Given request: Don't copy the pictures; return every other part of the records exactly.

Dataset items
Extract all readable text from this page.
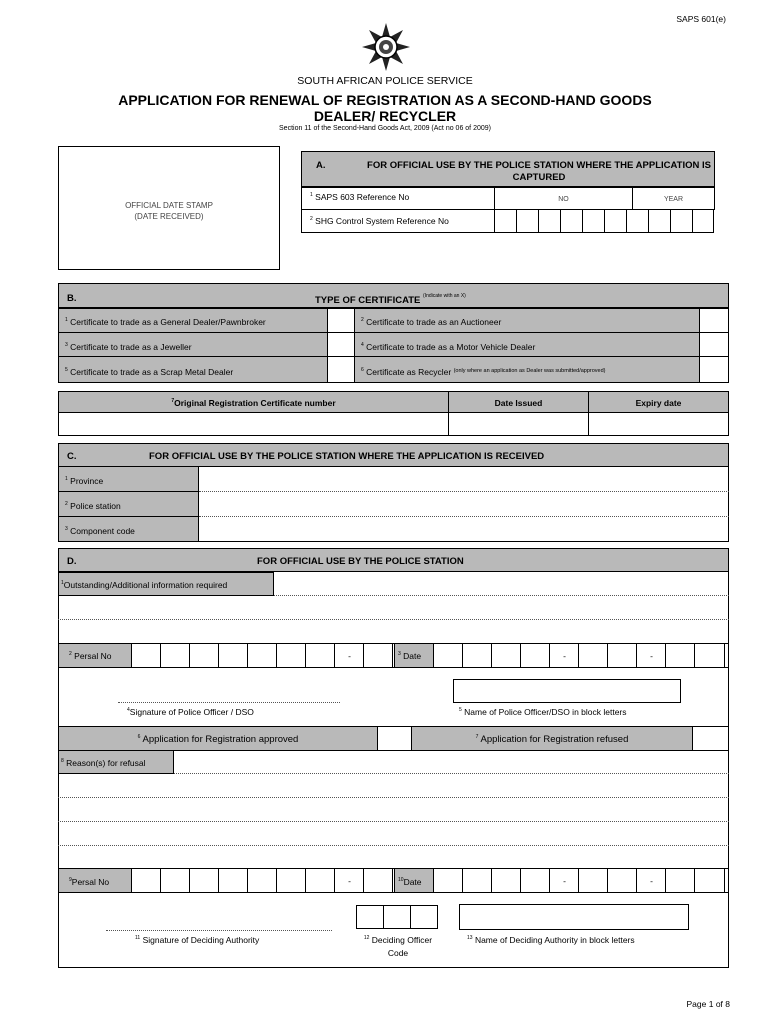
SAPS 601(e)
SOUTH AFRICAN POLICE SERVICE
APPLICATION FOR RENEWAL OF REGISTRATION AS A SECOND-HAND GOODS
DEALER/ RECYCLER
Section 11 of the Second-Hand Goods Act, 2009 (Act no 06 of 2009)
OFFICIAL DATE STAMP
(DATE RECEIVED)
A.	FOR OFFICIAL USE BY THE POLICE STATION WHERE THE APPLICATION IS CAPTURED
$^1$ SAPS 603 Reference No	NO	YEAR
$^2$ SHG Control System Reference No
B.	TYPE OF CERTIFICATE $^{(Indicate with an X)}$
$^1$ Certificate to trade as a General Dealer/Pawnbroker	$^2$ Certificate to trade as an Auctioneer
$^3$ Certificate to trade as a Jeweller	$^4$ Certificate to trade as a Motor Vehicle Dealer
$^5$ Certificate to trade as a Scrap Metal Dealer	$^6$ Certificate as Recycler $^{(only where an application as Dealer was submitted/approved)}$
$^7$Original Registration Certificate number	Date Issued	Expiry date
C.	FOR OFFICIAL USE BY THE POLICE STATION WHERE THE APPLICATION IS RECEIVED
$^1$ Province
$^2$ Police station
$^3$ Component code
D.	FOR OFFICIAL USE BY THE POLICE STATION
$^1$Outstanding/Additional information required
$^2$ Persal No	-	$^3$ Date	-	-
$^4$Signature of Police Officer / DSO	$^5$ Name of Police Officer/DSO in block letters
$^6$ Application for Registration approved	$^7$ Application for Registration refused
$^8$ Reason(s) for refusal
$^9$Persal No	-	$^{10}$Date	-	-
$^{11}$ Signature of Deciding Authority	$^{12}$ Deciding Officer
Code
$^{13}$ Name of Deciding Authority in block letters
Page 1 of 8
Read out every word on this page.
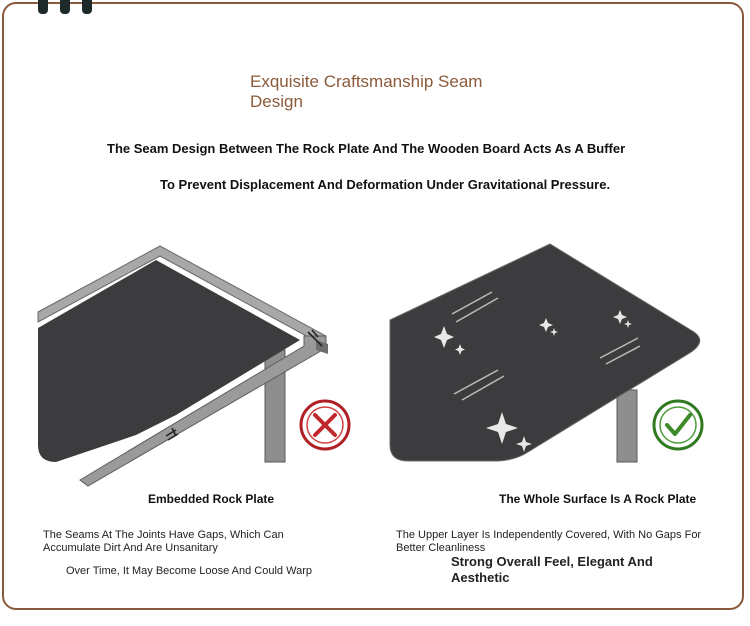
Exquisite Craftsmanship Seam Design
The Seam Design Between The Rock Plate And The Wooden Board Acts As A Buffer
To Prevent Displacement And Deformation Under Gravitational Pressure.
Embedded Rock Plate	The Whole Surface Is A Rock Plate
The Seams At The Joints Have Gaps, Which Can Accumulate Dirt And Are Unsanitary
Over Time, It May Become Loose And Could Warp
The Upper Layer Is Independently Covered, With No Gaps For Better Cleanliness
Strong Overall Feel, Elegant And Aesthetic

Result for this exercise:
Extract all readable text from this page.
SAPS 601(e)
SOUTH AFRICAN POLICE SERVICE
APPLICATION FOR RENEWAL OF REGISTRATION AS A SECOND-HAND GOODS
DEALER/ RECYCLER
Section 11 of the Second-Hand Goods Act, 2009 (Act no 06 of 2009)
OFFICIAL DATE STAMP
(DATE RECEIVED)
A.	FOR OFFICIAL USE BY THE POLICE STATION WHERE THE APPLICATION IS CAPTURED
$^1$ SAPS 603 Reference No	NO	YEAR
$^2$ SHG Control System Reference No
B.	TYPE OF CERTIFICATE $^{(Indicate with an X)}$
$^1$ Certificate to trade as a General Dealer/Pawnbroker	$^2$ Certificate to trade as an Auctioneer
$^3$ Certificate to trade as a Jeweller	$^4$ Certificate to trade as a Motor Vehicle Dealer
$^5$ Certificate to trade as a Scrap Metal Dealer	$^6$ Certificate as Recycler $^{(only where an application as Dealer was submitted/approved)}$
$^7$Original Registration Certificate number	Date Issued	Expiry date
C.	FOR OFFICIAL USE BY THE POLICE STATION WHERE THE APPLICATION IS RECEIVED
$^1$ Province
$^2$ Police station
$^3$ Component code
D.	FOR OFFICIAL USE BY THE POLICE STATION
$^1$Outstanding/Additional information required
$^2$ Persal No	-	$^3$ Date	-	-
$^4$Signature of Police Officer / DSO	$^5$ Name of Police Officer/DSO in block letters
$^6$ Application for Registration approved	$^7$ Application for Registration refused
$^8$ Reason(s) for refusal
$^9$Persal No	-	$^{10}$Date	-	-
$^{11}$ Signature of Deciding Authority	$^{12}$ Deciding Officer
Code
$^{13}$ Name of Deciding Authority in block letters
Page 1 of 8
Read out every word on this page.
Exquisite Craftsmanship Seam Design
The Seam Design Between The Rock Plate And The Wooden Board Acts As A Buffer
To Prevent Displacement And Deformation Under Gravitational Pressure.
Embedded Rock Plate	The Whole Surface Is A Rock Plate
The Seams At The Joints Have Gaps, Which Can Accumulate Dirt And Are Unsanitary
Over Time, It May Become Loose And Could Warp
The Upper Layer Is Independently Covered, With No Gaps For Better Cleanliness
Strong Overall Feel, Elegant And Aesthetic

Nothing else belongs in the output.